=== Directions for this task ===
Copy nothing but the text: repeat each entry exactly and drop the images.

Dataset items
[BEGIN]
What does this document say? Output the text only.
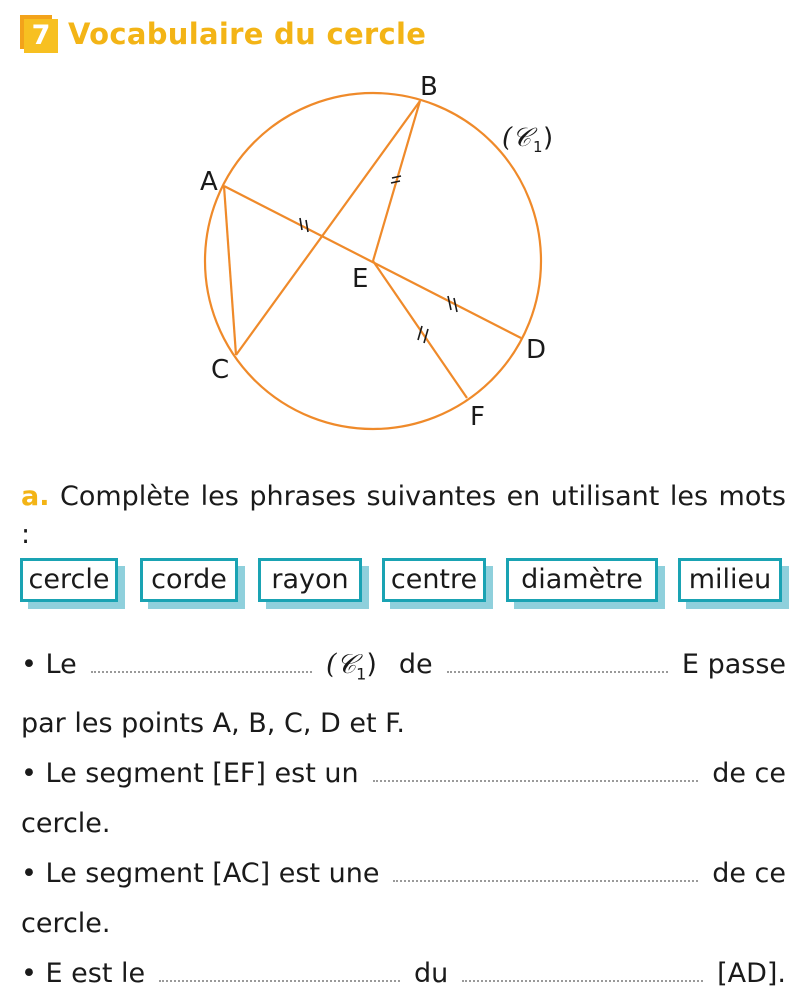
7 Vocabulaire du cercle
B
A
E
D
C
F
(𝒞 1 )
a. Complète les phrases suivantes en utilisant les mots :
cercle	corde	rayon	centre	diamètre	milieu
• Le	(𝒞$_1$) de	E passe
par les points A, B, C, D et F.
• Le segment [EF] est un	de ce
cercle.
• Le segment [AC] est une	de ce
cercle.
• E est le	du	[AD].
[END]
=== Solution for this exercise ===
What does this document say? Output the text only.
7 Vocabulaire du cercle
B
A
E
D
C
F
(𝒞 1 )
a. Complète les phrases suivantes en utilisant les mots :
cercle	corde	rayon	centre	diamètre	milieu
• Le	(𝒞$_1$) de	E passe
par les points A, B, C, D et F.
• Le segment [EF] est un	de ce
cercle.
• Le segment [AC] est une	de ce
cercle.
• E est le	du	[AD].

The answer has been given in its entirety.